→ **THE INPUT**:
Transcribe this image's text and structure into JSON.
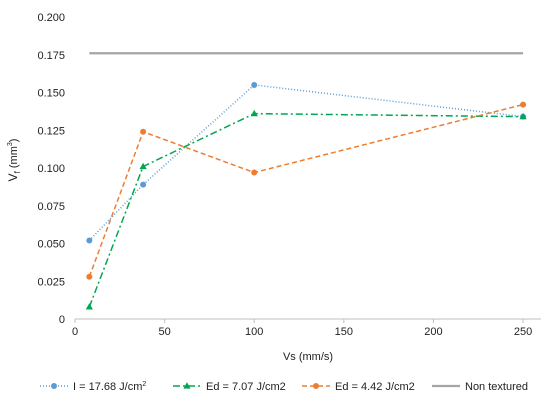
{
  "chart_data": {
    "type": "line",
    "title": "",
    "xlabel": "Vs (mm/s)",
    "ylabel_main": "V",
    "ylabel_sub": "f",
    "ylabel_unit_open": " (mm",
    "ylabel_unit_sup": "3",
    "ylabel_unit_close": ")",
    "xlim": [
      0,
      260
    ],
    "ylim": [
      0,
      0.2
    ],
    "xticks": [
      0,
      50,
      100,
      150,
      200,
      250
    ],
    "xtick_labels": [
      "0",
      "50",
      "100",
      "150",
      "200",
      "250"
    ],
    "yticks": [
      0,
      0.025,
      0.05,
      0.075,
      0.1,
      0.125,
      0.15,
      0.175,
      0.2
    ],
    "ytick_labels": [
      "0",
      "0.025",
      "0.050",
      "0.075",
      "0.100",
      "0.125",
      "0.150",
      "0.175",
      "0.200"
    ],
    "grid": false,
    "legend_position": "bottom",
    "series": [
      {
        "label_main": "I = 17.68 J/cm",
        "label_sup": "2",
        "color": "#5b9bd5",
        "marker": "circle",
        "dash": "1,2",
        "x": [
          8,
          38,
          100,
          250
        ],
        "y": [
          0.052,
          0.089,
          0.155,
          0.134
        ]
      },
      {
        "label_main": "Ed = 7.07 J/cm2",
        "label_sup": "",
        "color": "#00a651",
        "marker": "triangle",
        "dash": "7,3,2,3",
        "x": [
          8,
          38,
          100,
          250
        ],
        "y": [
          0.008,
          0.101,
          0.136,
          0.134
        ]
      },
      {
        "label_main": "Ed = 4.42 J/cm2",
        "label_sup": "",
        "color": "#ed7d31",
        "marker": "circle",
        "dash": "5,3",
        "x": [
          8,
          38,
          100,
          250
        ],
        "y": [
          0.028,
          0.124,
          0.097,
          0.142
        ]
      },
      {
        "label_main": "Non textured",
        "label_sup": "",
        "color": "#a5a5a5",
        "marker": "none",
        "dash": "",
        "x": [
          8,
          250
        ],
        "y": [
          0.176,
          0.176
        ]
      }
    ]
  }
}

→ **TASK STATEMENT**: Copy the records above exactly. The pictures are not part of the copy.

→ **RESPONSE TO THIS EXERCISE**:
Transcribe this image's text and structure into JSON.
{
  "chart_data": {
    "type": "line",
    "title": "",
    "xlabel": "Vs (mm/s)",
    "ylabel_main": "V",
    "ylabel_sub": "f",
    "ylabel_unit_open": " (mm",
    "ylabel_unit_sup": "3",
    "ylabel_unit_close": ")",
    "xlim": [
      0,
      260
    ],
    "ylim": [
      0,
      0.2
    ],
    "xticks": [
      0,
      50,
      100,
      150,
      200,
      250
    ],
    "xtick_labels": [
      "0",
      "50",
      "100",
      "150",
      "200",
      "250"
    ],
    "yticks": [
      0,
      0.025,
      0.05,
      0.075,
      0.1,
      0.125,
      0.15,
      0.175,
      0.2
    ],
    "ytick_labels": [
      "0",
      "0.025",
      "0.050",
      "0.075",
      "0.100",
      "0.125",
      "0.150",
      "0.175",
      "0.200"
    ],
    "grid": false,
    "legend_position": "bottom",
    "series": [
      {
        "label_main": "I = 17.68 J/cm",
        "label_sup": "2",
        "color": "#5b9bd5",
        "marker": "circle",
        "dash": "1,2",
        "x": [
          8,
          38,
          100,
          250
        ],
        "y": [
          0.052,
          0.089,
          0.155,
          0.134
        ]
      },
      {
        "label_main": "Ed = 7.07 J/cm2",
        "label_sup": "",
        "color": "#00a651",
        "marker": "triangle",
        "dash": "7,3,2,3",
        "x": [
          8,
          38,
          100,
          250
        ],
        "y": [
          0.008,
          0.101,
          0.136,
          0.134
        ]
      },
      {
        "label_main": "Ed = 4.42 J/cm2",
        "label_sup": "",
        "color": "#ed7d31",
        "marker": "circle",
        "dash": "5,3",
        "x": [
          8,
          38,
          100,
          250
        ],
        "y": [
          0.028,
          0.124,
          0.097,
          0.142
        ]
      },
      {
        "label_main": "Non textured",
        "label_sup": "",
        "color": "#a5a5a5",
        "marker": "none",
        "dash": "",
        "x": [
          8,
          250
        ],
        "y": [
          0.176,
          0.176
        ]
      }
    ]
  }
}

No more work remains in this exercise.